'''
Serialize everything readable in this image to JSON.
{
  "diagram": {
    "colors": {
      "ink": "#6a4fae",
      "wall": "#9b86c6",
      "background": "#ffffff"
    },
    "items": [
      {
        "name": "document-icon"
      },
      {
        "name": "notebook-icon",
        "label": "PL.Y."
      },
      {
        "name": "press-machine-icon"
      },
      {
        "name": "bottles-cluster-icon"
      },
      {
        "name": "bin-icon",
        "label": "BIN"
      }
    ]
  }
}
'''
DIRECTIONS FOR THIS TASK: Repeat all entries. Match them exactly.

OUTPUT OF THE TASK:
Serialize everything readable in this image to JSON.
{
  "diagram": {
    "colors": {
      "ink": "#6a4fae",
      "wall": "#9b86c6",
      "background": "#ffffff"
    },
    "items": [
      {
        "name": "document-icon"
      },
      {
        "name": "notebook-icon",
        "label": "PL.Y."
      },
      {
        "name": "press-machine-icon"
      },
      {
        "name": "bottles-cluster-icon"
      },
      {
        "name": "bin-icon",
        "label": "BIN"
      }
    ]
  }
}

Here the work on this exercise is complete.